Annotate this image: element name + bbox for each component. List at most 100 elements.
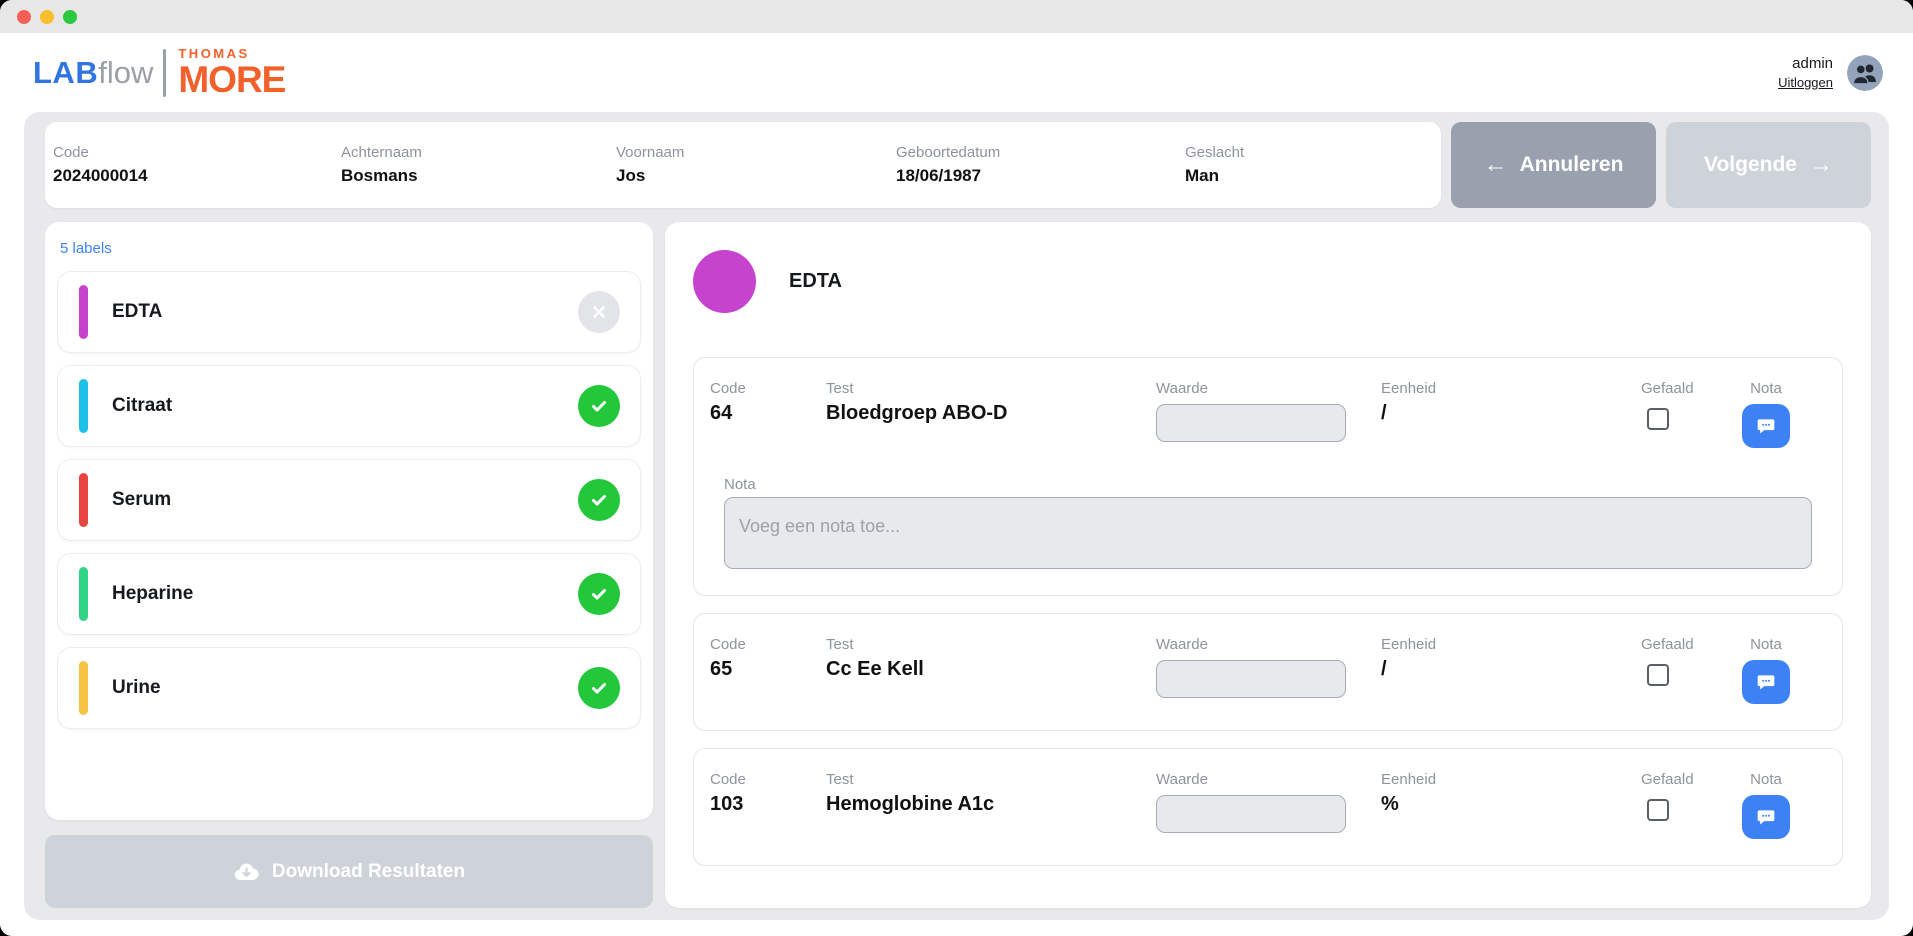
- label-name: EDTA: [112, 301, 163, 322]
- failed-checkbox[interactable]: [1647, 408, 1669, 430]
- thomas-more-logo: THOMAS MORE: [178, 47, 286, 100]
- test-code-cell: Code 64: [710, 380, 826, 425]
- test-card: Code 103 Test Hemoglobine A1c Waarde: [693, 748, 1843, 866]
- failed-column-label: Gefaald: [1641, 636, 1694, 653]
- patient-field-label: Geboortedatum: [896, 144, 1001, 161]
- label-color-bar: [79, 285, 88, 339]
- test-unit-cell: Eenheid %: [1381, 771, 1629, 816]
- completed-check-icon: [578, 479, 620, 521]
- test-unit-cell: Eenheid /: [1381, 636, 1629, 681]
- patient-field-label: Achternaam: [341, 144, 422, 161]
- chat-bubble-icon: [1757, 675, 1775, 690]
- completed-check-icon: [578, 667, 620, 709]
- test-note-cell: Nota: [1706, 380, 1826, 448]
- test-column-label: Test: [826, 636, 854, 653]
- chat-bubble-icon: [1757, 810, 1775, 825]
- patient-info-card: Code 2024000014 Achternaam Bosmans Voorn…: [45, 122, 1441, 208]
- label-item[interactable]: Citraat: [57, 365, 641, 447]
- window-close-button[interactable]: [17, 9, 31, 24]
- value-input[interactable]: [1156, 404, 1346, 442]
- test-name-value: Bloedgroep ABO-D: [826, 402, 1008, 424]
- logo-lab-text: LAB: [33, 54, 99, 90]
- test-failed-cell: Gefaald: [1629, 636, 1706, 686]
- main-row: 5 labels EDTA: [45, 222, 1871, 908]
- value-column-label: Waarde: [1156, 380, 1208, 397]
- labels-panel: 5 labels EDTA: [45, 222, 653, 820]
- note-button[interactable]: [1742, 404, 1790, 448]
- unit-column-label: Eenheid: [1381, 380, 1437, 397]
- note-button[interactable]: [1742, 660, 1790, 704]
- deselect-label-button[interactable]: [578, 291, 620, 333]
- label-name: Serum: [112, 489, 172, 510]
- note-textarea[interactable]: [724, 497, 1812, 569]
- cancel-button[interactable]: ← Annuleren: [1451, 122, 1656, 208]
- patient-field-label: Code: [53, 144, 89, 161]
- value-input[interactable]: [1156, 660, 1346, 698]
- test-row: Code 103 Test Hemoglobine A1c Waarde: [710, 771, 1826, 839]
- label-color-bar: [79, 379, 88, 433]
- label-item[interactable]: Serum: [57, 459, 641, 541]
- labels-count: 5 labels: [60, 240, 112, 257]
- username-text: admin: [1792, 55, 1833, 72]
- arrow-right-icon: →: [1808, 151, 1833, 178]
- test-unit-value: %: [1381, 793, 1399, 815]
- failed-column-label: Gefaald: [1641, 771, 1694, 788]
- cloud-download-icon: [234, 863, 259, 880]
- brand-more-text: MORE: [178, 59, 286, 100]
- note-column-label: Nota: [1750, 771, 1782, 788]
- test-unit-cell: Eenheid /: [1381, 380, 1629, 425]
- download-results-button[interactable]: Download Resultaten: [45, 835, 653, 908]
- close-icon: [593, 306, 605, 318]
- test-failed-cell: Gefaald: [1629, 380, 1706, 430]
- test-card: Code 64 Test Bloedgroep ABO-D Waarde: [693, 357, 1843, 596]
- failed-checkbox[interactable]: [1647, 799, 1669, 821]
- patient-field-value: Jos: [616, 166, 646, 185]
- test-name-cell: Test Bloedgroep ABO-D: [826, 380, 1156, 425]
- labels-column: 5 labels EDTA: [45, 222, 653, 908]
- patient-field-value: 2024000014: [53, 166, 148, 185]
- label-item[interactable]: EDTA: [57, 271, 641, 353]
- test-value-cell: Waarde: [1156, 636, 1381, 698]
- test-row: Code 65 Test Cc Ee Kell Waarde: [710, 636, 1826, 704]
- next-button-label: Volgende: [1704, 153, 1797, 176]
- label-name: Citraat: [112, 395, 173, 416]
- logout-link[interactable]: Uitloggen: [1778, 75, 1833, 90]
- test-name-cell: Test Hemoglobine A1c: [826, 771, 1156, 816]
- content-shell: Code 2024000014 Achternaam Bosmans Voorn…: [24, 112, 1889, 920]
- test-code-value: 65: [710, 658, 733, 680]
- patient-field: Achternaam Bosmans: [341, 144, 616, 186]
- patient-toolbar: Code 2024000014 Achternaam Bosmans Voorn…: [45, 122, 1871, 208]
- window-minimize-button[interactable]: [40, 9, 54, 24]
- user-avatar-icon[interactable]: [1847, 54, 1883, 91]
- test-code-cell: Code 65: [710, 636, 826, 681]
- test-note-cell: Nota: [1706, 636, 1826, 704]
- failed-column-label: Gefaald: [1641, 380, 1694, 397]
- label-color-circle: [693, 250, 756, 313]
- next-button[interactable]: Volgende →: [1666, 122, 1871, 208]
- test-code-value: 64: [710, 402, 733, 424]
- label-name: Urine: [112, 677, 161, 698]
- note-button[interactable]: [1742, 795, 1790, 839]
- test-code-cell: Code 103: [710, 771, 826, 816]
- panel-header: EDTA: [693, 250, 1843, 313]
- label-item[interactable]: Urine: [57, 647, 641, 729]
- label-item[interactable]: Heparine: [57, 553, 641, 635]
- code-column-label: Code: [710, 771, 746, 788]
- chat-bubble-icon: [1757, 419, 1775, 434]
- window-maximize-button[interactable]: [63, 9, 77, 24]
- test-unit-value: /: [1381, 402, 1387, 424]
- patient-field: Code 2024000014: [53, 144, 341, 186]
- test-value-cell: Waarde: [1156, 380, 1381, 442]
- download-results-label: Download Resultaten: [271, 860, 466, 882]
- patient-field-label: Voornaam: [616, 144, 685, 161]
- results-panel: EDTA Code 64 Test Bloedgroep ABO-D: [665, 222, 1871, 908]
- label-color-bar: [79, 473, 88, 527]
- test-failed-cell: Gefaald: [1629, 771, 1706, 821]
- code-column-label: Code: [710, 380, 746, 397]
- value-input[interactable]: [1156, 795, 1346, 833]
- failed-checkbox[interactable]: [1647, 664, 1669, 686]
- test-code-value: 103: [710, 793, 744, 815]
- value-column-label: Waarde: [1156, 771, 1208, 788]
- note-column-label: Nota: [1750, 636, 1782, 653]
- test-unit-value: /: [1381, 658, 1387, 680]
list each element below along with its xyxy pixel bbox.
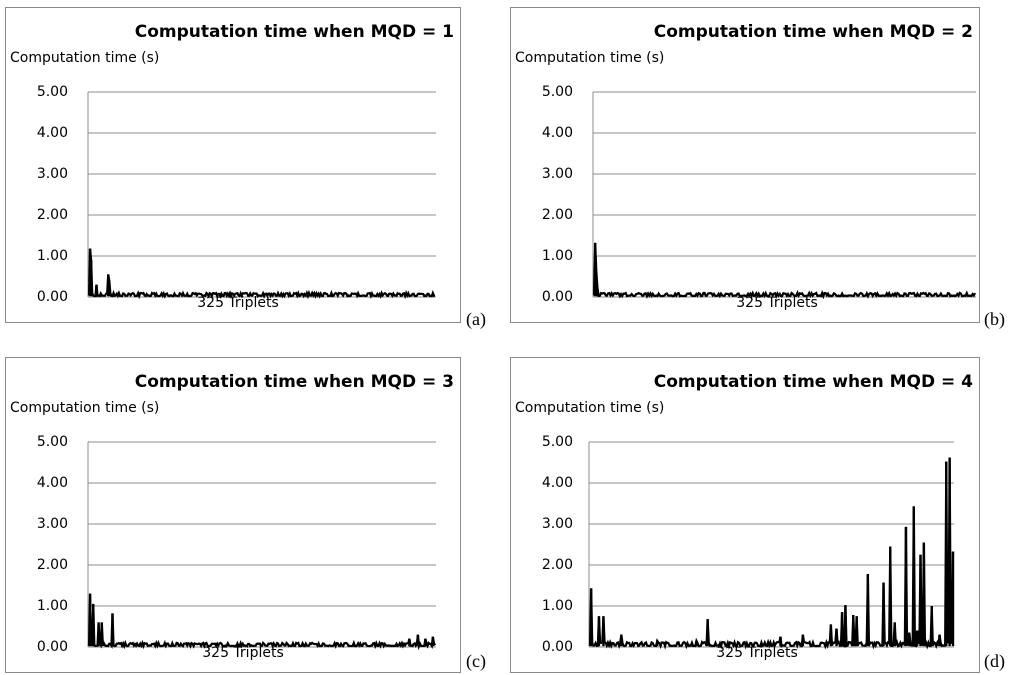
chart-panel-d: Computation time when MQD = 4 Computatio… [510, 357, 980, 673]
y-tick-label: 3.00 [541, 166, 573, 182]
y-axis-label: Computation time (s) [515, 400, 665, 416]
y-tick-label: 5.00 [36, 434, 68, 450]
y-tick-label: 5.00 [541, 434, 573, 450]
y-tick-label: 4.00 [36, 475, 68, 491]
series-line [87, 248, 436, 300]
y-tick-label: 3.00 [36, 166, 68, 182]
chart-panel-a: Computation time when MQD = 1 Computatio… [5, 7, 461, 323]
y-axis-label: Computation time (s) [10, 400, 160, 416]
panel-sublabel: (a) [466, 309, 486, 329]
y-tick-label: 4.00 [36, 125, 68, 141]
y-tick-label: 2.00 [36, 557, 68, 573]
series-line [592, 242, 976, 300]
plot-area [588, 441, 955, 650]
chart-title: Computation time when MQD = 2 [653, 22, 973, 42]
y-tick-label: 5.00 [36, 84, 68, 100]
panel-sublabel: (c) [466, 651, 486, 671]
x-axis-label: 325 Triplets [197, 295, 279, 311]
panel-sublabel: (d) [984, 651, 1005, 671]
panel-sublabel: (b) [984, 309, 1005, 329]
chart-panel-b: Computation time when MQD = 2 Computatio… [510, 7, 980, 323]
chart-title: Computation time when MQD = 3 [134, 372, 454, 392]
y-axis-label: Computation time (s) [515, 50, 665, 66]
x-axis-label: 325 Triplets [202, 645, 284, 661]
plot-area [592, 91, 976, 300]
y-axis-label: Computation time (s) [10, 50, 160, 66]
chart-title: Computation time when MQD = 4 [653, 372, 973, 392]
y-tick-label: 1.00 [541, 248, 573, 264]
plot-area [87, 441, 436, 651]
y-tick-label: 2.00 [541, 207, 573, 223]
y-tick-label: 0.00 [36, 289, 68, 305]
y-tick-label: 4.00 [541, 475, 573, 491]
chart-panel-c: Computation time when MQD = 3 Computatio… [5, 357, 461, 673]
y-tick-label: 4.00 [541, 125, 573, 141]
y-tick-label: 0.00 [36, 639, 68, 655]
y-tick-label: 2.00 [541, 557, 573, 573]
series-line [588, 457, 955, 650]
x-axis-label: 325 Triplets [736, 295, 818, 311]
y-tick-label: 0.00 [541, 289, 573, 305]
series-line [87, 593, 436, 651]
y-tick-label: 2.00 [36, 207, 68, 223]
x-axis-label: 325 Triplets [716, 645, 798, 661]
y-tick-label: 3.00 [541, 516, 573, 532]
y-tick-label: 1.00 [36, 248, 68, 264]
y-tick-label: 5.00 [541, 84, 573, 100]
chart-title: Computation time when MQD = 1 [134, 22, 454, 42]
y-tick-label: 0.00 [541, 639, 573, 655]
y-tick-label: 3.00 [36, 516, 68, 532]
y-tick-label: 1.00 [36, 598, 68, 614]
y-tick-label: 1.00 [541, 598, 573, 614]
plot-area [87, 91, 436, 300]
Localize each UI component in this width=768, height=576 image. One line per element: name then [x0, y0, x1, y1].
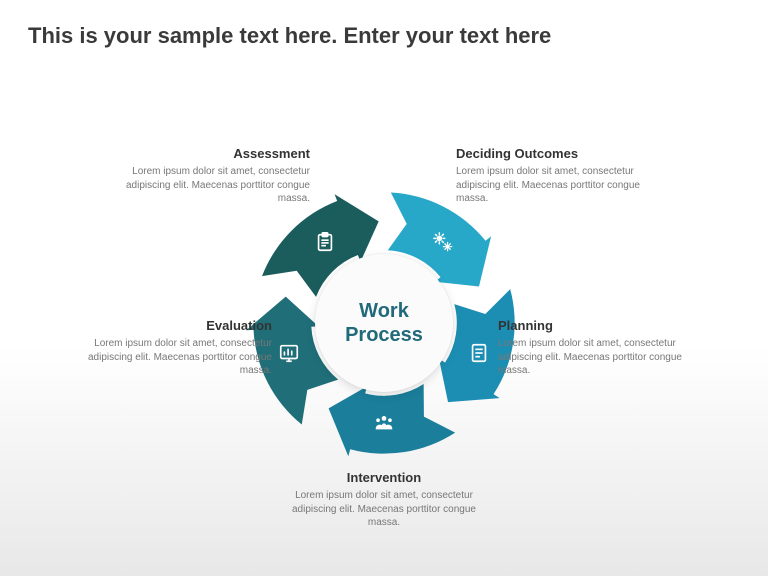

-=-=-

## Task brief
Please take the material from the line that has "chart-panel-d: Computation time" through the line that has "panel-sublabel: (a) [466, 309, 486, 329]", and write those lines out again with "y-tick-label" changed to "y-axis-tick" and everything else left as it is.

## Solution for this problem
chart-panel-d: Computation time when MQD = 4 Computatio… [510, 357, 980, 673]
y-axis-tick: 3.00 [541, 166, 573, 182]
y-axis-label: Computation time (s) [515, 400, 665, 416]
y-axis-tick: 5.00 [36, 434, 68, 450]
y-axis-tick: 5.00 [541, 434, 573, 450]
y-axis-tick: 4.00 [36, 475, 68, 491]
series-line [87, 248, 436, 300]
y-axis-tick: 3.00 [36, 166, 68, 182]
chart-panel-a: Computation time when MQD = 1 Computatio… [5, 7, 461, 323]
y-axis-label: Computation time (s) [10, 400, 160, 416]
panel-sublabel: (a) [466, 309, 486, 329]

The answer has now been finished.